Work to be completed
Reproduce each line exactly.

⁂

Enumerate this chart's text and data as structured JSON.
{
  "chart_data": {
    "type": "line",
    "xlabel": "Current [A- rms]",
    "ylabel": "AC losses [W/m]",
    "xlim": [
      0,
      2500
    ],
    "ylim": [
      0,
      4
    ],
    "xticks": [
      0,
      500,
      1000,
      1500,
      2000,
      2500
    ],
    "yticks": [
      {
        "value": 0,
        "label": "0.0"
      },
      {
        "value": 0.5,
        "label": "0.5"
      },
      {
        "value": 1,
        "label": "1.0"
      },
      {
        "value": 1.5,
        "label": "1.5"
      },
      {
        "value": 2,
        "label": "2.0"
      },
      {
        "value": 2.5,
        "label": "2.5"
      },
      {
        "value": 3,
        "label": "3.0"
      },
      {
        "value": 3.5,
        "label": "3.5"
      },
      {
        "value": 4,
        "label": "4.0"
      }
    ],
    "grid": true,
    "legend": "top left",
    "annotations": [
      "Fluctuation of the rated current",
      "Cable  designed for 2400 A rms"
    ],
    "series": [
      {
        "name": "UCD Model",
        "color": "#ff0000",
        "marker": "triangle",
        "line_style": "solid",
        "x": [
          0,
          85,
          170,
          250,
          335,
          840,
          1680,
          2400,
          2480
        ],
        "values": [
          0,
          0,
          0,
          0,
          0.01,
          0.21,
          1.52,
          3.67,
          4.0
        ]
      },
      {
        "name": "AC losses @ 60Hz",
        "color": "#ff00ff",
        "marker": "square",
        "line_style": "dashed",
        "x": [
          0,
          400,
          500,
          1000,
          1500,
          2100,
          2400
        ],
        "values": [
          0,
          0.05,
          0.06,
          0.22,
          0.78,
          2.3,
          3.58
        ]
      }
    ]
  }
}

⁂

Result of the task
Enumerate this chart's text and data as structured JSON.
{
  "chart_data": {
    "type": "line",
    "xlabel": "Current [A- rms]",
    "ylabel": "AC losses [W/m]",
    "xlim": [
      0,
      2500
    ],
    "ylim": [
      0,
      4
    ],
    "xticks": [
      0,
      500,
      1000,
      1500,
      2000,
      2500
    ],
    "yticks": [
      {
        "value": 0,
        "label": "0.0"
      },
      {
        "value": 0.5,
        "label": "0.5"
      },
      {
        "value": 1,
        "label": "1.0"
      },
      {
        "value": 1.5,
        "label": "1.5"
      },
      {
        "value": 2,
        "label": "2.0"
      },
      {
        "value": 2.5,
        "label": "2.5"
      },
      {
        "value": 3,
        "label": "3.0"
      },
      {
        "value": 3.5,
        "label": "3.5"
      },
      {
        "value": 4,
        "label": "4.0"
      }
    ],
    "grid": true,
    "legend": "top left",
    "annotations": [
      "Fluctuation of the rated current",
      "Cable  designed for 2400 A rms"
    ],
    "series": [
      {
        "name": "UCD Model",
        "color": "#ff0000",
        "marker": "triangle",
        "line_style": "solid",
        "x": [
          0,
          85,
          170,
          250,
          335,
          840,
          1680,
          2400,
          2480
        ],
        "values": [
          0,
          0,
          0,
          0,
          0.01,
          0.21,
          1.52,
          3.67,
          4.0
        ]
      },
      {
        "name": "AC losses @ 60Hz",
        "color": "#ff00ff",
        "marker": "square",
        "line_style": "dashed",
        "x": [
          0,
          400,
          500,
          1000,
          1500,
          2100,
          2400
        ],
        "values": [
          0,
          0.05,
          0.06,
          0.22,
          0.78,
          2.3,
          3.58
        ]
      }
    ]
  }
}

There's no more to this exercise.